◆ Stated exercise:
Repeat each line of the material exactly.

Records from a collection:

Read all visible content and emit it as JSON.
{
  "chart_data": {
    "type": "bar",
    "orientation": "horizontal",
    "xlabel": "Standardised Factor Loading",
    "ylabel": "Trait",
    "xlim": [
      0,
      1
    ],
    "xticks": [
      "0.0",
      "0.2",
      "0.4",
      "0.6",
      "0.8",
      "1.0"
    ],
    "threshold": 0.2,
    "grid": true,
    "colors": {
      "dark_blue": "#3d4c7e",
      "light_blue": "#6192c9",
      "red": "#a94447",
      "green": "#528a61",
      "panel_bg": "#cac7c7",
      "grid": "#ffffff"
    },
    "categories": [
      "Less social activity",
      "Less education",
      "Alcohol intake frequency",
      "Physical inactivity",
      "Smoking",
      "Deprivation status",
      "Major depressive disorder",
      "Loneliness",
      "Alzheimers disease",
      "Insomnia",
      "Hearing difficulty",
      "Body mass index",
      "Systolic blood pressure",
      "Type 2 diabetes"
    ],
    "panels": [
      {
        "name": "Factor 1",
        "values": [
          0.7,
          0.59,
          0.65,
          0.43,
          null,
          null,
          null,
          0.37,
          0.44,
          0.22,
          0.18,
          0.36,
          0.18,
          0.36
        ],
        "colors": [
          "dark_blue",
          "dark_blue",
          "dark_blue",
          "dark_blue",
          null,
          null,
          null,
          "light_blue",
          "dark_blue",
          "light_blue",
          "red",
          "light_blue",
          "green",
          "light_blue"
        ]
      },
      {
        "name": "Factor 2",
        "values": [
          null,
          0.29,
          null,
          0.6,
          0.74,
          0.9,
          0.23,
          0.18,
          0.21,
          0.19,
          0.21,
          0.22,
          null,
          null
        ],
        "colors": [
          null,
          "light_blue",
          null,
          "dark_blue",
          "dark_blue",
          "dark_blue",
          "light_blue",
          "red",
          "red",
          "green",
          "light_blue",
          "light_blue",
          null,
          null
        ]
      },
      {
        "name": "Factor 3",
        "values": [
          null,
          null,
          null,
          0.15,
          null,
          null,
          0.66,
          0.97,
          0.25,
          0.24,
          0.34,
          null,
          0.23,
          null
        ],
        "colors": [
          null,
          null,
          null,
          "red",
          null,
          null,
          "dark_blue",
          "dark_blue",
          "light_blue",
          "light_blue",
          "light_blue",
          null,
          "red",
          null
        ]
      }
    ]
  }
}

◆ Answer for the task:
Read all visible content and emit it as JSON.
{
  "chart_data": {
    "type": "bar",
    "orientation": "horizontal",
    "xlabel": "Standardised Factor Loading",
    "ylabel": "Trait",
    "xlim": [
      0,
      1
    ],
    "xticks": [
      "0.0",
      "0.2",
      "0.4",
      "0.6",
      "0.8",
      "1.0"
    ],
    "threshold": 0.2,
    "grid": true,
    "colors": {
      "dark_blue": "#3d4c7e",
      "light_blue": "#6192c9",
      "red": "#a94447",
      "green": "#528a61",
      "panel_bg": "#cac7c7",
      "grid": "#ffffff"
    },
    "categories": [
      "Less social activity",
      "Less education",
      "Alcohol intake frequency",
      "Physical inactivity",
      "Smoking",
      "Deprivation status",
      "Major depressive disorder",
      "Loneliness",
      "Alzheimers disease",
      "Insomnia",
      "Hearing difficulty",
      "Body mass index",
      "Systolic blood pressure",
      "Type 2 diabetes"
    ],
    "panels": [
      {
        "name": "Factor 1",
        "values": [
          0.7,
          0.59,
          0.65,
          0.43,
          null,
          null,
          null,
          0.37,
          0.44,
          0.22,
          0.18,
          0.36,
          0.18,
          0.36
        ],
        "colors": [
          "dark_blue",
          "dark_blue",
          "dark_blue",
          "dark_blue",
          null,
          null,
          null,
          "light_blue",
          "dark_blue",
          "light_blue",
          "red",
          "light_blue",
          "green",
          "light_blue"
        ]
      },
      {
        "name": "Factor 2",
        "values": [
          null,
          0.29,
          null,
          0.6,
          0.74,
          0.9,
          0.23,
          0.18,
          0.21,
          0.19,
          0.21,
          0.22,
          null,
          null
        ],
        "colors": [
          null,
          "light_blue",
          null,
          "dark_blue",
          "dark_blue",
          "dark_blue",
          "light_blue",
          "red",
          "red",
          "green",
          "light_blue",
          "light_blue",
          null,
          null
        ]
      },
      {
        "name": "Factor 3",
        "values": [
          null,
          null,
          null,
          0.15,
          null,
          null,
          0.66,
          0.97,
          0.25,
          0.24,
          0.34,
          null,
          0.23,
          null
        ],
        "colors": [
          null,
          null,
          null,
          "red",
          null,
          null,
          "dark_blue",
          "dark_blue",
          "light_blue",
          "light_blue",
          "light_blue",
          null,
          "red",
          null
        ]
      }
    ]
  }
}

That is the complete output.